Go through the entries below and pick out every line with "height".

Items from a data source
** BEGIN **

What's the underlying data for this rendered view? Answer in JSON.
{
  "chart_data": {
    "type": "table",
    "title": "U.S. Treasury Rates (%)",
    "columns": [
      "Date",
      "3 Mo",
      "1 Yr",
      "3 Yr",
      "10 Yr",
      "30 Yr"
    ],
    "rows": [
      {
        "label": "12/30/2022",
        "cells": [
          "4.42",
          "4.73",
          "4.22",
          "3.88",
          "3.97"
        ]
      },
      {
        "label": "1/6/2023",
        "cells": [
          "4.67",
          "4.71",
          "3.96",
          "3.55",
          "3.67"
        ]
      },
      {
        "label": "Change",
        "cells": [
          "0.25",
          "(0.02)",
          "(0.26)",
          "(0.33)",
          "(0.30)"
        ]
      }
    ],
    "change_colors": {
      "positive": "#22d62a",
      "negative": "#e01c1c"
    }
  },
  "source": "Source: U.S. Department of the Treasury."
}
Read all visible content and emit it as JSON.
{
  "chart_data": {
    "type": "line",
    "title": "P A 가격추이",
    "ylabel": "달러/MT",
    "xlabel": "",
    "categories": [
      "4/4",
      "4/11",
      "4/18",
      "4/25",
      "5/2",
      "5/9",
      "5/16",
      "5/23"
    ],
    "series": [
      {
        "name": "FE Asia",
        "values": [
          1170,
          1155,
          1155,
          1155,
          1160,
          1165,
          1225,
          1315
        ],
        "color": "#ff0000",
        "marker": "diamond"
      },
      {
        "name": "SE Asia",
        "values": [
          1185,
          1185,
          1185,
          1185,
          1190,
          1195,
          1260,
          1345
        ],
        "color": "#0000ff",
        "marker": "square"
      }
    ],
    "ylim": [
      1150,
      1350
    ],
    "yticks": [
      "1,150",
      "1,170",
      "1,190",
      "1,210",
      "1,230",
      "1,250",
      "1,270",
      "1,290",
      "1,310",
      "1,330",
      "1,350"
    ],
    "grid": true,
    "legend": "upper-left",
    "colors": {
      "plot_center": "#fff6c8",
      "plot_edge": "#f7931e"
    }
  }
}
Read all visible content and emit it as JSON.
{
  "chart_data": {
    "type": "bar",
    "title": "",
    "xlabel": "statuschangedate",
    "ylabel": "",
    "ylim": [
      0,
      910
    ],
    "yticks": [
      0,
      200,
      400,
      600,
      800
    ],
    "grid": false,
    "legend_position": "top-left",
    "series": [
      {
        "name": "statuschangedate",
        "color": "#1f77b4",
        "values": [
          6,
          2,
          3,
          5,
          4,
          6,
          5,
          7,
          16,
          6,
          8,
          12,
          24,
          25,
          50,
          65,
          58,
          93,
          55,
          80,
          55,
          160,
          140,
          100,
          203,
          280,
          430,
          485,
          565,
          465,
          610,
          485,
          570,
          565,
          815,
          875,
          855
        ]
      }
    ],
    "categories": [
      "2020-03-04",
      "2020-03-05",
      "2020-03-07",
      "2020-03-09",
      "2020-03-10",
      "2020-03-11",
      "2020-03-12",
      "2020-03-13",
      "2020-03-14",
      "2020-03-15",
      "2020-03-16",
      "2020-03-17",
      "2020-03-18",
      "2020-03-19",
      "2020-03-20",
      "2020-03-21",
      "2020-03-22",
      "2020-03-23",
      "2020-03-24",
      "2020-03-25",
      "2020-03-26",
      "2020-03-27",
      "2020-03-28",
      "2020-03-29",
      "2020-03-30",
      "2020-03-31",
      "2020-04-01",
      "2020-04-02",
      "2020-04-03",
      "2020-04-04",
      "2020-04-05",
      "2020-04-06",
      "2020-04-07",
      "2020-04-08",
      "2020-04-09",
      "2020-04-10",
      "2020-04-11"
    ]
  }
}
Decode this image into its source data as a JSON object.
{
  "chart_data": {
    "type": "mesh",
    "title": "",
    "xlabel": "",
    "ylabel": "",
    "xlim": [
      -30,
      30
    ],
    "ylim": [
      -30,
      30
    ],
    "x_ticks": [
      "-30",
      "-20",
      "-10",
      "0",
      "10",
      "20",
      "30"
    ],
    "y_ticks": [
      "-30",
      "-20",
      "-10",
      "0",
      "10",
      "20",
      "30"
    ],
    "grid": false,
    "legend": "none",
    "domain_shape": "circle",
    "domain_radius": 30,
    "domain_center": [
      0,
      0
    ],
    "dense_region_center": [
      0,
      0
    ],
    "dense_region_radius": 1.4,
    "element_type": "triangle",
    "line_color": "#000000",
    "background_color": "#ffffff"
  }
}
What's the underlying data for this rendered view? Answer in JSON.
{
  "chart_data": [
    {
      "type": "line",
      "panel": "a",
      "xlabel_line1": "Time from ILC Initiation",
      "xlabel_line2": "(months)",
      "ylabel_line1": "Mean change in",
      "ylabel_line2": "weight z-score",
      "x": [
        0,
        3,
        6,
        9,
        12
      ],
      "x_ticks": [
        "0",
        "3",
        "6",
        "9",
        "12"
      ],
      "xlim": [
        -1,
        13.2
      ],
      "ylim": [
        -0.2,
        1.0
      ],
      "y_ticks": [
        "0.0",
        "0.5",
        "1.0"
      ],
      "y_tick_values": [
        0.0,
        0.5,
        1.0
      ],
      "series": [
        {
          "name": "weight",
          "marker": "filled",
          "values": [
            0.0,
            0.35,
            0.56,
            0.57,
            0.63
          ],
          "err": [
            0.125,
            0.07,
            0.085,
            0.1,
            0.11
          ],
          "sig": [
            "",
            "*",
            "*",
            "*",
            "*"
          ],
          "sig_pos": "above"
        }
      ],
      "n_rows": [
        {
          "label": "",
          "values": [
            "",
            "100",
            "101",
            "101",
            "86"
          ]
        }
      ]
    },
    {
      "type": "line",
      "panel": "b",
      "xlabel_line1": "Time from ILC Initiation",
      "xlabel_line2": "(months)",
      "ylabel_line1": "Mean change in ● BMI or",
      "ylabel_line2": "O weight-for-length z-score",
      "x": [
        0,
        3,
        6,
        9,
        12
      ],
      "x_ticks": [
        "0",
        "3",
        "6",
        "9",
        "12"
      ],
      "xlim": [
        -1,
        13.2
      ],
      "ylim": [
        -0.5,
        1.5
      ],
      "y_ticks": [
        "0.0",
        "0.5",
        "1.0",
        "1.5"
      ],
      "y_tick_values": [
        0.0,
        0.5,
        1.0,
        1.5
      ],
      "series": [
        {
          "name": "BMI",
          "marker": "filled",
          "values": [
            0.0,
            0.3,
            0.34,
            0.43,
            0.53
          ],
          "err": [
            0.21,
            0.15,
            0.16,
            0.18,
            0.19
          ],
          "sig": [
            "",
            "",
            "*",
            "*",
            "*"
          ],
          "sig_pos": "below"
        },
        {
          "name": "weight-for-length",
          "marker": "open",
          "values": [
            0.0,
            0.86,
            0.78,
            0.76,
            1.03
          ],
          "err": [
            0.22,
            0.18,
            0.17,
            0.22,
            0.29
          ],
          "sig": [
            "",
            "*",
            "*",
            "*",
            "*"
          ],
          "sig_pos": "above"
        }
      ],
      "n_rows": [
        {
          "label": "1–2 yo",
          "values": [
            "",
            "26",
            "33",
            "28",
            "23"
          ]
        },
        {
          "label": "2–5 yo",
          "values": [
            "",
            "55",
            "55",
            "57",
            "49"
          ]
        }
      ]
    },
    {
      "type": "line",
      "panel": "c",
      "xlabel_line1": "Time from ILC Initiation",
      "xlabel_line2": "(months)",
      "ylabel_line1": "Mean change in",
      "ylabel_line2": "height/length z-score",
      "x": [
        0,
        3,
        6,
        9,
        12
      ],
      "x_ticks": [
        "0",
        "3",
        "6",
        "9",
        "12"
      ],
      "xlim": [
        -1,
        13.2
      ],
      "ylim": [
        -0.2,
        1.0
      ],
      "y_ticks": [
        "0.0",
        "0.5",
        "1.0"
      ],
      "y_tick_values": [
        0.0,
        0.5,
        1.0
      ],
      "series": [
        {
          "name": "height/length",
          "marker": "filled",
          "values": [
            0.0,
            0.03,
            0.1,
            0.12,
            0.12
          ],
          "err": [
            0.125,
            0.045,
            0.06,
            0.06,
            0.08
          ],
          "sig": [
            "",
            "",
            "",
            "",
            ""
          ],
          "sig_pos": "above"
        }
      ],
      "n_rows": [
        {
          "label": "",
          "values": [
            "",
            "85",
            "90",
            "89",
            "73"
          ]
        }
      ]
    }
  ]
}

** END **

EXERCISE SOLUTION =
      "ylabel_line2": "height/length z-score",
          "name": "height/length",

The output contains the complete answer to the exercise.